_What needs to be done_.
Each line below should be quoted exactly, please.

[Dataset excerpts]
□ □ □ □ □ □ □

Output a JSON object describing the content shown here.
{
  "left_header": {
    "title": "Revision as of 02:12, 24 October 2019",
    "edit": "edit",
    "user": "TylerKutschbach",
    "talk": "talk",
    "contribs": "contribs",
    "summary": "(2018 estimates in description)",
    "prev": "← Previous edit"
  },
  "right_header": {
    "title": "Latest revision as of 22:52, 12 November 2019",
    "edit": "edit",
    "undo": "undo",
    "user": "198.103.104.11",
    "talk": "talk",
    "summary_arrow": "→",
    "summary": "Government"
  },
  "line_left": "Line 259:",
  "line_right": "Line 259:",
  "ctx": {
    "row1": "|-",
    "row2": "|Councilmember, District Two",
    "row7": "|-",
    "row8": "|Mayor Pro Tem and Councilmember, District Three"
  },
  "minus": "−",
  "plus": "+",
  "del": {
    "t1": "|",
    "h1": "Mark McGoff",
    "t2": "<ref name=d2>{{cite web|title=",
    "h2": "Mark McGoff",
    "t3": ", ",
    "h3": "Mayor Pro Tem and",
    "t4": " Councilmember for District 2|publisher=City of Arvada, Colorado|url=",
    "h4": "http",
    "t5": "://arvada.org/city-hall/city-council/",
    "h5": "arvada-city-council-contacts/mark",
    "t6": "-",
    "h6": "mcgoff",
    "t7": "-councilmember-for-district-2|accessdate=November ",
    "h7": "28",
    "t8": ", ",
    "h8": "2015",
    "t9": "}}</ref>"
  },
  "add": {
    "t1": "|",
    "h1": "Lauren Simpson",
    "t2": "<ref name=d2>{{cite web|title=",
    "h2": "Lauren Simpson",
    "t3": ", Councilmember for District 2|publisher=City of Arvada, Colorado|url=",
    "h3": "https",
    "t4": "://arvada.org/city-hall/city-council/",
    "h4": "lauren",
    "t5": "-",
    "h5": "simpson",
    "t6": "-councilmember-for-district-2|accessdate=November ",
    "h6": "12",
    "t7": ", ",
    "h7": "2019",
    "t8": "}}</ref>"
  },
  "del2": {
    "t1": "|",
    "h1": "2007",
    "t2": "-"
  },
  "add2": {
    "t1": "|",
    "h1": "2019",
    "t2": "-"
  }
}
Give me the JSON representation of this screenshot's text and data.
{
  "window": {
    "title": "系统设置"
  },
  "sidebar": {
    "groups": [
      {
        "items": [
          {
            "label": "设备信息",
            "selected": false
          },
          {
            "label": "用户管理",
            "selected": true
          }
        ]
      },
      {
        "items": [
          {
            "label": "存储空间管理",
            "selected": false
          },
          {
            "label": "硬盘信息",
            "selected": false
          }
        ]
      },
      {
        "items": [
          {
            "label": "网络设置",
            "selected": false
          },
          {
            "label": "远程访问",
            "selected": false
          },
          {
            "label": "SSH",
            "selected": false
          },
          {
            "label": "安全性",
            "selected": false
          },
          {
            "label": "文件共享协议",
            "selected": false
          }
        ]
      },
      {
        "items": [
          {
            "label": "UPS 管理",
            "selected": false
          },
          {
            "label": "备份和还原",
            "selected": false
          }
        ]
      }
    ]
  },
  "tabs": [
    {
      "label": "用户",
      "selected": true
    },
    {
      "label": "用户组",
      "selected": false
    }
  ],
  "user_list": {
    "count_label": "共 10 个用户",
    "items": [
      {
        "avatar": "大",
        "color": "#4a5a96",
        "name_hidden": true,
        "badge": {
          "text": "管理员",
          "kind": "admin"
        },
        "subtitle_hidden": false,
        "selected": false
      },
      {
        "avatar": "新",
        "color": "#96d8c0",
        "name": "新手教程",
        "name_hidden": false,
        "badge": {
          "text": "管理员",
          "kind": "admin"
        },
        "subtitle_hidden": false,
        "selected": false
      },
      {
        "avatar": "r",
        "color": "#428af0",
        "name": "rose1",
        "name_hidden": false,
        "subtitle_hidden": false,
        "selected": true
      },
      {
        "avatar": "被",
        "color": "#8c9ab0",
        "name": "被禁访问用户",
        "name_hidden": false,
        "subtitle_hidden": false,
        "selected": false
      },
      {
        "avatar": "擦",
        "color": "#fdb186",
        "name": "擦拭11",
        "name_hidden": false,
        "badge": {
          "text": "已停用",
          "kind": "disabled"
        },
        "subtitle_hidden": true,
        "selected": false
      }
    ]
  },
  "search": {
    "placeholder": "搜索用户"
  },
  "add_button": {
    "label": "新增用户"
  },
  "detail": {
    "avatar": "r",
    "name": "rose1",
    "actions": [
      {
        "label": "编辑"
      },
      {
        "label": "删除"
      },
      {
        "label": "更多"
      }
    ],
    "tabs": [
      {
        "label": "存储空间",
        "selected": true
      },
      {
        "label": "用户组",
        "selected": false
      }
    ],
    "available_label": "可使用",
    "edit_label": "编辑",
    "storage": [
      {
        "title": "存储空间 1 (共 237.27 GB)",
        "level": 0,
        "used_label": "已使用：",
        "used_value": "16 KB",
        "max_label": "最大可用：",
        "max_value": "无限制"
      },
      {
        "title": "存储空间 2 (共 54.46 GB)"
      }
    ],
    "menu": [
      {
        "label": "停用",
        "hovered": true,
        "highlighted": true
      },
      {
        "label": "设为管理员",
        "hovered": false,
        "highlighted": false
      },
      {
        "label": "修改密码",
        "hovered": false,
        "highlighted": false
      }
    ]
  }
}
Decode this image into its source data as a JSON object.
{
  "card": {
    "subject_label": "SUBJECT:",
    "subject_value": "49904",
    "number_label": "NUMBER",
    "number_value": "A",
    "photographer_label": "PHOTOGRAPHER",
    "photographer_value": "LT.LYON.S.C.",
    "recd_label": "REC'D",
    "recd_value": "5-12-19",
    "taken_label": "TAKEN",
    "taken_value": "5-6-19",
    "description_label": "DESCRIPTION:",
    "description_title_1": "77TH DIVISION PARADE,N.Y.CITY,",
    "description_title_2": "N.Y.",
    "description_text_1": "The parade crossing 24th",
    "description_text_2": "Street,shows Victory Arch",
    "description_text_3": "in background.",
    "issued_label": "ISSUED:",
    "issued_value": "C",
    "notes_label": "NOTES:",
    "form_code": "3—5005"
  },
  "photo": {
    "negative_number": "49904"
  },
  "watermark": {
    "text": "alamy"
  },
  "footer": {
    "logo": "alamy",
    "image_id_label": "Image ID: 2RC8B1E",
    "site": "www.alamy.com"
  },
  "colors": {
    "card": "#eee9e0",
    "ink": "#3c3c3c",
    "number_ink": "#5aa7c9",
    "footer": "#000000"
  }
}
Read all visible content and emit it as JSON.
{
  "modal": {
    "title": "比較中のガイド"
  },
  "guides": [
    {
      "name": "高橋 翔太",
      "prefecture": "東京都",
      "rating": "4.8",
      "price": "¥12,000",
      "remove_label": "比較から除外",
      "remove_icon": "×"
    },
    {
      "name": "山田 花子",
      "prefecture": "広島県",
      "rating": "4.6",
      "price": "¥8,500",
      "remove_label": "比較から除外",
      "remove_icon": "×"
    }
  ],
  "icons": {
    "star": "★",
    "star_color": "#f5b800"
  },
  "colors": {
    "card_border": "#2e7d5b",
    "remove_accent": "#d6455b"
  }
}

□ □ □ □ □ □ □

_Solution_.
Output a JSON object describing the content shown here.
{
  "left_header": {
    "title": "Revision as of 02:12, 24 October 2019",
    "edit": "edit",
    "user": "TylerKutschbach",
    "talk": "talk",
    "contribs": "contribs",
    "summary": "(2018 estimates in description)",
    "prev": "← Previous edit"
  },
  "right_header": {
    "title": "Latest revision as of 22:52, 12 November 2019",
    "edit": "edit",
    "undo": "undo",
    "user": "198.103.104.11",
    "talk": "talk",
    "summary_arrow": "→",
    "summary": "Government"
  },
  "line_left": "Line 259:",
  "line_right": "Line 259:",
  "ctx": {
    "row1": "|-",
    "row2": "|Councilmember, District Two",
    "row7": "|-",
    "row8": "|Mayor Pro Tem and Councilmember, District Three"
  },
  "minus": "−",
  "plus": "+",
  "del": {
    "t1": "|",
    "h1": "Mark McGoff",
    "t2": "<ref name=d2>{{cite web|title=",
    "h2": "Mark McGoff",
    "t3": ", ",
    "h3": "Mayor Pro Tem and",
    "t4": " Councilmember for District 2|publisher=City of Arvada, Colorado|url=",
    "h4": "http",
    "t5": "://arvada.org/city-hall/city-council/",
    "h5": "arvada-city-council-contacts/mark",
    "t6": "-",
    "h6": "mcgoff",
    "t7": "-councilmember-for-district-2|accessdate=November ",
    "h7": "28",
    "t8": ", ",
    "h8": "2015",
    "t9": "}}</ref>"
  },
  "add": {
    "t1": "|",
    "h1": "Lauren Simpson",
    "t2": "<ref name=d2>{{cite web|title=",
    "h2": "Lauren Simpson",
    "t3": ", Councilmember for District 2|publisher=City of Arvada, Colorado|url=",
    "h3": "https",
    "t4": "://arvada.org/city-hall/city-council/",
    "h4": "lauren",
    "t5": "-",
    "h5": "simpson",
    "t6": "-councilmember-for-district-2|accessdate=November ",
    "h6": "12",
    "t7": ", ",
    "h7": "2019",
    "t8": "}}</ref>"
  },
  "del2": {
    "t1": "|",
    "h1": "2007",
    "t2": "-"
  },
  "add2": {
    "t1": "|",
    "h1": "2019",
    "t2": "-"
  }
}
Give me the JSON representation of this screenshot's text and data.
{
  "window": {
    "title": "系统设置"
  },
  "sidebar": {
    "groups": [
      {
        "items": [
          {
            "label": "设备信息",
            "selected": false
          },
          {
            "label": "用户管理",
            "selected": true
          }
        ]
      },
      {
        "items": [
          {
            "label": "存储空间管理",
            "selected": false
          },
          {
            "label": "硬盘信息",
            "selected": false
          }
        ]
      },
      {
        "items": [
          {
            "label": "网络设置",
            "selected": false
          },
          {
            "label": "远程访问",
            "selected": false
          },
          {
            "label": "SSH",
            "selected": false
          },
          {
            "label": "安全性",
            "selected": false
          },
          {
            "label": "文件共享协议",
            "selected": false
          }
        ]
      },
      {
        "items": [
          {
            "label": "UPS 管理",
            "selected": false
          },
          {
            "label": "备份和还原",
            "selected": false
          }
        ]
      }
    ]
  },
  "tabs": [
    {
      "label": "用户",
      "selected": true
    },
    {
      "label": "用户组",
      "selected": false
    }
  ],
  "user_list": {
    "count_label": "共 10 个用户",
    "items": [
      {
        "avatar": "大",
        "color": "#4a5a96",
        "name_hidden": true,
        "badge": {
          "text": "管理员",
          "kind": "admin"
        },
        "subtitle_hidden": false,
        "selected": false
      },
      {
        "avatar": "新",
        "color": "#96d8c0",
        "name": "新手教程",
        "name_hidden": false,
        "badge": {
          "text": "管理员",
          "kind": "admin"
        },
        "subtitle_hidden": false,
        "selected": false
      },
      {
        "avatar": "r",
        "color": "#428af0",
        "name": "rose1",
        "name_hidden": false,
        "subtitle_hidden": false,
        "selected": true
      },
      {
        "avatar": "被",
        "color": "#8c9ab0",
        "name": "被禁访问用户",
        "name_hidden": false,
        "subtitle_hidden": false,
        "selected": false
      },
      {
        "avatar": "擦",
        "color": "#fdb186",
        "name": "擦拭11",
        "name_hidden": false,
        "badge": {
          "text": "已停用",
          "kind": "disabled"
        },
        "subtitle_hidden": true,
        "selected": false
      }
    ]
  },
  "search": {
    "placeholder": "搜索用户"
  },
  "add_button": {
    "label": "新增用户"
  },
  "detail": {
    "avatar": "r",
    "name": "rose1",
    "actions": [
      {
        "label": "编辑"
      },
      {
        "label": "删除"
      },
      {
        "label": "更多"
      }
    ],
    "tabs": [
      {
        "label": "存储空间",
        "selected": true
      },
      {
        "label": "用户组",
        "selected": false
      }
    ],
    "available_label": "可使用",
    "edit_label": "编辑",
    "storage": [
      {
        "title": "存储空间 1 (共 237.27 GB)",
        "level": 0,
        "used_label": "已使用：",
        "used_value": "16 KB",
        "max_label": "最大可用：",
        "max_value": "无限制"
      },
      {
        "title": "存储空间 2 (共 54.46 GB)"
      }
    ],
    "menu": [
      {
        "label": "停用",
        "hovered": true,
        "highlighted": true
      },
      {
        "label": "设为管理员",
        "hovered": false,
        "highlighted": false
      },
      {
        "label": "修改密码",
        "hovered": false,
        "highlighted": false
      }
    ]
  }
}
Decode this image into its source data as a JSON object.
{
  "card": {
    "subject_label": "SUBJECT:",
    "subject_value": "49904",
    "number_label": "NUMBER",
    "number_value": "A",
    "photographer_label": "PHOTOGRAPHER",
    "photographer_value": "LT.LYON.S.C.",
    "recd_label": "REC'D",
    "recd_value": "5-12-19",
    "taken_label": "TAKEN",
    "taken_value": "5-6-19",
    "description_label": "DESCRIPTION:",
    "description_title_1": "77TH DIVISION PARADE,N.Y.CITY,",
    "description_title_2": "N.Y.",
    "description_text_1": "The parade crossing 24th",
    "description_text_2": "Street,shows Victory Arch",
    "description_text_3": "in background.",
    "issued_label": "ISSUED:",
    "issued_value": "C",
    "notes_label": "NOTES:",
    "form_code": "3—5005"
  },
  "photo": {
    "negative_number": "49904"
  },
  "watermark": {
    "text": "alamy"
  },
  "footer": {
    "logo": "alamy",
    "image_id_label": "Image ID: 2RC8B1E",
    "site": "www.alamy.com"
  },
  "colors": {
    "card": "#eee9e0",
    "ink": "#3c3c3c",
    "number_ink": "#5aa7c9",
    "footer": "#000000"
  }
}
Read all visible content and emit it as JSON.
{
  "modal": {
    "title": "比較中のガイド"
  },
  "guides": [
    {
      "name": "高橋 翔太",
      "prefecture": "東京都",
      "rating": "4.8",
      "price": "¥12,000",
      "remove_label": "比較から除外",
      "remove_icon": "×"
    },
    {
      "name": "山田 花子",
      "prefecture": "広島県",
      "rating": "4.6",
      "price": "¥8,500",
      "remove_label": "比較から除外",
      "remove_icon": "×"
    }
  ],
  "icons": {
    "star": "★",
    "star_color": "#f5b800"
  },
  "colors": {
    "card_border": "#2e7d5b",
    "remove_accent": "#d6455b"
  }
}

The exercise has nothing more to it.